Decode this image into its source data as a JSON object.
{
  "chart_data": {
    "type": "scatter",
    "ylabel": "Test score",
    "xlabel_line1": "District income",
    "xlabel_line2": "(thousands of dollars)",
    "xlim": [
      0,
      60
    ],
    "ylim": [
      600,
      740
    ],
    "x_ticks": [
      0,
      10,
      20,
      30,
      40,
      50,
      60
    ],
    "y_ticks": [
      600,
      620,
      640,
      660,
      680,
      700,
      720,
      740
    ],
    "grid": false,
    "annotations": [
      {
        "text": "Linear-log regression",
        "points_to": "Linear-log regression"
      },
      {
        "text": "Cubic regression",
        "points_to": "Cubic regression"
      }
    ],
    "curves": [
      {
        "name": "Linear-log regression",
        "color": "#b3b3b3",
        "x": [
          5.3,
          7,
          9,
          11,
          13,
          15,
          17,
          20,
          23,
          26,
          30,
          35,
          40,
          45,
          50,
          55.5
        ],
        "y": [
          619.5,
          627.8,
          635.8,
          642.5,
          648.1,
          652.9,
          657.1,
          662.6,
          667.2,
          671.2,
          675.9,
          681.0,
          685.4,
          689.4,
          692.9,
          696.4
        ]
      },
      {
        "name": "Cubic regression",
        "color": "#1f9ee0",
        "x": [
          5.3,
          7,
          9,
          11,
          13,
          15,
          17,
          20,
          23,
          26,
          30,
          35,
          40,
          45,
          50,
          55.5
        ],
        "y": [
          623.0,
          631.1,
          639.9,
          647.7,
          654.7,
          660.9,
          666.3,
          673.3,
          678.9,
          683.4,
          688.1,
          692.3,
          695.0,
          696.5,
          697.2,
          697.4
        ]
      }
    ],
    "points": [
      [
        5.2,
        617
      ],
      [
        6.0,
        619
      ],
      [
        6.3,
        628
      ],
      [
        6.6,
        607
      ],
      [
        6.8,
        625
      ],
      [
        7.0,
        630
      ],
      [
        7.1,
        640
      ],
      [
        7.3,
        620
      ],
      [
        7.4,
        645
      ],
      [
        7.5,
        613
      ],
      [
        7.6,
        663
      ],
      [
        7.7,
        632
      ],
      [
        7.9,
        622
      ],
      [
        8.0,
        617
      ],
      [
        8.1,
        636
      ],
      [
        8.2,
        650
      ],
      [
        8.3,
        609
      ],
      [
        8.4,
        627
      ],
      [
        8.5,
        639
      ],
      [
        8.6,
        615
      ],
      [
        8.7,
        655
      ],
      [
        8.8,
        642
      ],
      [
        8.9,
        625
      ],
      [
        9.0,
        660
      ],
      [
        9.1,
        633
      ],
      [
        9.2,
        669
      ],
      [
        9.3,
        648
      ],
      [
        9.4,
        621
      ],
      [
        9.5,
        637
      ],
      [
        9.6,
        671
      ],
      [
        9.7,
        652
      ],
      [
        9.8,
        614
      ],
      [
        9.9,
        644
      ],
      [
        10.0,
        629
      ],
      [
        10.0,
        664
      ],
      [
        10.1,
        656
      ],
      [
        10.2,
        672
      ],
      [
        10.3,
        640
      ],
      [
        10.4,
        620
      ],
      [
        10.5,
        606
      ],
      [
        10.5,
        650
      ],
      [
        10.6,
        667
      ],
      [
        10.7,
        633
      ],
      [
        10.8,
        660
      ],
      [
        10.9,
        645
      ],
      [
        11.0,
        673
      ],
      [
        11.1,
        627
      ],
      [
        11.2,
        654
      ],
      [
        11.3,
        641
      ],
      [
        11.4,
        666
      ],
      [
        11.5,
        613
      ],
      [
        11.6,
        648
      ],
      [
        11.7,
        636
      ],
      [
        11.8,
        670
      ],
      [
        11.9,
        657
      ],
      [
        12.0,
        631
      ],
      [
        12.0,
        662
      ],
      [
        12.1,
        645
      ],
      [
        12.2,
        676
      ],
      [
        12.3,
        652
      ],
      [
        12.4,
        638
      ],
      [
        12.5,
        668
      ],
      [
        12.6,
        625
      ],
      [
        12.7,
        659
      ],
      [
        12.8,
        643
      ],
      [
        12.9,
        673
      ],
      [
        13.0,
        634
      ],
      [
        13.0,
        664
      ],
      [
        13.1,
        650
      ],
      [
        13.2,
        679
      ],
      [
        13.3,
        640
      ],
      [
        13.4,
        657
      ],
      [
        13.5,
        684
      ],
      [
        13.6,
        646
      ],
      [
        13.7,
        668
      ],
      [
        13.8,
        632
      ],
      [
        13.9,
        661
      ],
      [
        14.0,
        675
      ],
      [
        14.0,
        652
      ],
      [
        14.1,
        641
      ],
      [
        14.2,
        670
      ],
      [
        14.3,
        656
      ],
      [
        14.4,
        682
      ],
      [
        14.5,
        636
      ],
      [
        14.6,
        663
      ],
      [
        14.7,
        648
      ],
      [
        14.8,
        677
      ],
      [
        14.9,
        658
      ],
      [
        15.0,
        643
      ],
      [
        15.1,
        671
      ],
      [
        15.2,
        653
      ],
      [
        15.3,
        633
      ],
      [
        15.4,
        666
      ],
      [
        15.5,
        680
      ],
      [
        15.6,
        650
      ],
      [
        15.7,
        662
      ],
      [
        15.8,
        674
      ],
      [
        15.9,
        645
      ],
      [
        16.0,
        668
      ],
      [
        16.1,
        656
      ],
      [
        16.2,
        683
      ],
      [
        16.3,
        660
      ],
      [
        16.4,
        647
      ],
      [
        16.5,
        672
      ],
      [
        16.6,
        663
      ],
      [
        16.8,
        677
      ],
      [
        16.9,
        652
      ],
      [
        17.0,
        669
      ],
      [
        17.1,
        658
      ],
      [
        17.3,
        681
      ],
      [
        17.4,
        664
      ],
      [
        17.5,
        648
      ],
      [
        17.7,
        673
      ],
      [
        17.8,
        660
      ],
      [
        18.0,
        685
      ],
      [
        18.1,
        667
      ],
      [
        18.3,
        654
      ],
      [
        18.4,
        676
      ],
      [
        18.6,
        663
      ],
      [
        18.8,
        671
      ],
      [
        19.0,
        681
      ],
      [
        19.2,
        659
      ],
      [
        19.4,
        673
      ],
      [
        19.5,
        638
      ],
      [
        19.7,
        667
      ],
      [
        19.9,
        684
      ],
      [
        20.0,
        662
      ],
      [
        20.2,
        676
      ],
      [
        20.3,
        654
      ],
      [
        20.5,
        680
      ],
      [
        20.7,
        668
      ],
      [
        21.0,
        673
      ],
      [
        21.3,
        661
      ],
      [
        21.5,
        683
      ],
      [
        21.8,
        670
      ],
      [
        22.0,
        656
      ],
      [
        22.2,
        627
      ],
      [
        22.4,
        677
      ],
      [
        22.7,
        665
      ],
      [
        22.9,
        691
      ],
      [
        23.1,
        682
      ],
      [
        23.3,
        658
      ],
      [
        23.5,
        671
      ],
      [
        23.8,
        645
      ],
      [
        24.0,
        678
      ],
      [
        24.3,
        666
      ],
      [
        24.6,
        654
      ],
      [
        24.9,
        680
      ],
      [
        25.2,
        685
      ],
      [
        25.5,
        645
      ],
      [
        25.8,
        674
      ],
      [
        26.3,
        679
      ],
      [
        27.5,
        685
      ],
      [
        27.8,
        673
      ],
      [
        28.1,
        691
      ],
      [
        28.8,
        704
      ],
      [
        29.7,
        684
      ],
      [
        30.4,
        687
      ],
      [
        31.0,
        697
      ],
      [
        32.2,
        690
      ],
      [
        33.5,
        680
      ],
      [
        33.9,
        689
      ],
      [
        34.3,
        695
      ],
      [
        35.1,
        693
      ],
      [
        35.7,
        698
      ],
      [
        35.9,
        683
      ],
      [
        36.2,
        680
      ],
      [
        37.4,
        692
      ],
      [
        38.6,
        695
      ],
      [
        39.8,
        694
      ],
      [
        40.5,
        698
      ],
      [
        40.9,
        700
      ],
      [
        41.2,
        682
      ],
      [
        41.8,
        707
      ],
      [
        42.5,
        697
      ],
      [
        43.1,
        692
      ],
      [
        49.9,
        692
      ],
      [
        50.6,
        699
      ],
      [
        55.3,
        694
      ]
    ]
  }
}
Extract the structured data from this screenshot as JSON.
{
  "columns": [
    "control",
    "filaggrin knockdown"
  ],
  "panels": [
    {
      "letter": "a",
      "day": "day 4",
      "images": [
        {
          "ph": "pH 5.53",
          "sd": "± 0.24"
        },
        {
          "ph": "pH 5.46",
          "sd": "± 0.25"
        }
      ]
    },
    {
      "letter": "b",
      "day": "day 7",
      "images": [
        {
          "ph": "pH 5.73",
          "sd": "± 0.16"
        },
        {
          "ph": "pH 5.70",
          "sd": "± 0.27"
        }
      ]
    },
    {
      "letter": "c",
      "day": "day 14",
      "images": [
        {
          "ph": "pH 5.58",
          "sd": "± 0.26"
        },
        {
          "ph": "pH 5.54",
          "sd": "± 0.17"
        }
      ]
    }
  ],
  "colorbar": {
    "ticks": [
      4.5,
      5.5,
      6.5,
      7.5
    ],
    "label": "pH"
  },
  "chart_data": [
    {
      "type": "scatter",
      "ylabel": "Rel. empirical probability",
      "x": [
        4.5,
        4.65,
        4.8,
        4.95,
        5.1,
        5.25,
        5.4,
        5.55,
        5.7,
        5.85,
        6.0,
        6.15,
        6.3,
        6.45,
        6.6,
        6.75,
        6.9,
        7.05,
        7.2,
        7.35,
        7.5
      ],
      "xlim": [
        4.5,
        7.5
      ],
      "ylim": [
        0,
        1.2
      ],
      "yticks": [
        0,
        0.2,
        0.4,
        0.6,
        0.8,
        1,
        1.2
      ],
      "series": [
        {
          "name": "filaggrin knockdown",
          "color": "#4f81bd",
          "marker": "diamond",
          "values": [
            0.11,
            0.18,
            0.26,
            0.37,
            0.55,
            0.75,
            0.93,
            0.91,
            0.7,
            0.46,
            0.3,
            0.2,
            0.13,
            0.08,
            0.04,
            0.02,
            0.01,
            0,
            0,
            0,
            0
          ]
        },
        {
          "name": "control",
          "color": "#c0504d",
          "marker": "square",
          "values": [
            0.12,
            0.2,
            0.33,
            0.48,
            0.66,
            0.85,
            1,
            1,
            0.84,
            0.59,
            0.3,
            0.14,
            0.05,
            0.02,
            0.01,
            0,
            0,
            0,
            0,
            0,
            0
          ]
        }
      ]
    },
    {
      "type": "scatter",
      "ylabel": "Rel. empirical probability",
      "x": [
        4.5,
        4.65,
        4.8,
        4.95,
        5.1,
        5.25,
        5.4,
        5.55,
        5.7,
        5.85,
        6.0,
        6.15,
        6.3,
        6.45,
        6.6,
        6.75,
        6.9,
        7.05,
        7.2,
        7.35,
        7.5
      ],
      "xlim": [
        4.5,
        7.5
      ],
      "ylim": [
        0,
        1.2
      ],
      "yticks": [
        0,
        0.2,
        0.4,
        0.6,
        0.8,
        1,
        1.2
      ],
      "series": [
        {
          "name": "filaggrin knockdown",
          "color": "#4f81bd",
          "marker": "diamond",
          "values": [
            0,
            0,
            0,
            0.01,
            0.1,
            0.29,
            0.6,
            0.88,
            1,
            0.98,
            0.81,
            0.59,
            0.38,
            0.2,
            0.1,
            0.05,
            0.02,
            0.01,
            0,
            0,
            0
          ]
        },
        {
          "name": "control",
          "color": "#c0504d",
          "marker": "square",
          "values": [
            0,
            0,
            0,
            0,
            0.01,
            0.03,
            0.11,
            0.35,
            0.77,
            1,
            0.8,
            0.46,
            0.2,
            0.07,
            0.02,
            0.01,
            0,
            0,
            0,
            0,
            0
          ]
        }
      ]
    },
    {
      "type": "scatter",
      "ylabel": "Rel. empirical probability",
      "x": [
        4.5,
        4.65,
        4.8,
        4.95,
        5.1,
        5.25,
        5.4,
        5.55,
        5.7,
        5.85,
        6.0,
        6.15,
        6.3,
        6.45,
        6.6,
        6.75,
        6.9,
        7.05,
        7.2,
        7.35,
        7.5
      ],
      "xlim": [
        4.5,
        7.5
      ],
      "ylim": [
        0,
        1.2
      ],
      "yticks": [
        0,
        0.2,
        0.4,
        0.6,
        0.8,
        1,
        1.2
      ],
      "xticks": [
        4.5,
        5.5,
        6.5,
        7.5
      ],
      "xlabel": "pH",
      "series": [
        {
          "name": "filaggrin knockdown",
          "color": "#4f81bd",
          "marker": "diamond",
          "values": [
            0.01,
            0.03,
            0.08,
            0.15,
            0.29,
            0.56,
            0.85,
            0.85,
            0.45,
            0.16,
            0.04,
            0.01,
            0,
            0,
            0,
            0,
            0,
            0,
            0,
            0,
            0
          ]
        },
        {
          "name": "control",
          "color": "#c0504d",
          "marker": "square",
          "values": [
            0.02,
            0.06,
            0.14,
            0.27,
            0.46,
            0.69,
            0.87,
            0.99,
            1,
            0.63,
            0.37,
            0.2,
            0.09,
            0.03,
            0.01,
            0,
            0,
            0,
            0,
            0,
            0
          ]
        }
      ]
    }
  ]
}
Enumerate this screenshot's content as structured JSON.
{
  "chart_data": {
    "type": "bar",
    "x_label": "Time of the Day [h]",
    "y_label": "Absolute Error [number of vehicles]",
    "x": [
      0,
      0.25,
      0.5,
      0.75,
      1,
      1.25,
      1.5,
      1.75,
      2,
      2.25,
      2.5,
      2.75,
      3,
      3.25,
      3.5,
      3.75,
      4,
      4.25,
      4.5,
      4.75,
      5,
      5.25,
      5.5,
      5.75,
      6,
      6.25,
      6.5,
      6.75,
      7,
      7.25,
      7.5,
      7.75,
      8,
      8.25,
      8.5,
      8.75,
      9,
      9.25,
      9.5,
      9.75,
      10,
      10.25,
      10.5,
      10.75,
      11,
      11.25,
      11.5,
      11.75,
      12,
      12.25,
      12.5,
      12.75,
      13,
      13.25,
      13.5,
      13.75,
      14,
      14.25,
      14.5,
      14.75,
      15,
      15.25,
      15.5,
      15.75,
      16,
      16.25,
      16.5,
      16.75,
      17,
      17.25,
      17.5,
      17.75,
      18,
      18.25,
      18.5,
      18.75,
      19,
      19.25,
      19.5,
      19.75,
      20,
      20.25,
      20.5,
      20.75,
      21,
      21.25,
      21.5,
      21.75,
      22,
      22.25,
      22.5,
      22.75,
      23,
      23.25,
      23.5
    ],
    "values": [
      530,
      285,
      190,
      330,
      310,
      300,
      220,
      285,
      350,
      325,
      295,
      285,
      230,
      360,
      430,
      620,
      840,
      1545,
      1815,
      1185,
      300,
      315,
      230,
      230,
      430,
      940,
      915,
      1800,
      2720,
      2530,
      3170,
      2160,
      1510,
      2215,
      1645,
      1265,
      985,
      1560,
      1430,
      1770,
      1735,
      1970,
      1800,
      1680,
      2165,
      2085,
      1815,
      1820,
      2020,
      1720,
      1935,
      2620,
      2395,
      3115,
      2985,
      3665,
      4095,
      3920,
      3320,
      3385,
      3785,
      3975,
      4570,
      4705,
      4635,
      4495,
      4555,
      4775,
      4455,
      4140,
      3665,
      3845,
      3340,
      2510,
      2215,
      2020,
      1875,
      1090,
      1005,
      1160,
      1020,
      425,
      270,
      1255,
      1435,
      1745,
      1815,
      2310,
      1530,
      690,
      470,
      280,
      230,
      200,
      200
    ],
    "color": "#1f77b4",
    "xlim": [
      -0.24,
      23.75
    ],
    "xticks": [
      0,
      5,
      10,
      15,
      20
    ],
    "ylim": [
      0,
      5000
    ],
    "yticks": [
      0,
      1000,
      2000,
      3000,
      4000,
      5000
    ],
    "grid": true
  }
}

WORK TO DO ▸ Report each line in the data that holds the word "JSON".

ANSWER TO THE TASK ▸
Decode this image into its source data as a JSON object.
Extract the structured data from this screenshot as JSON.
Enumerate this screenshot's content as structured JSON.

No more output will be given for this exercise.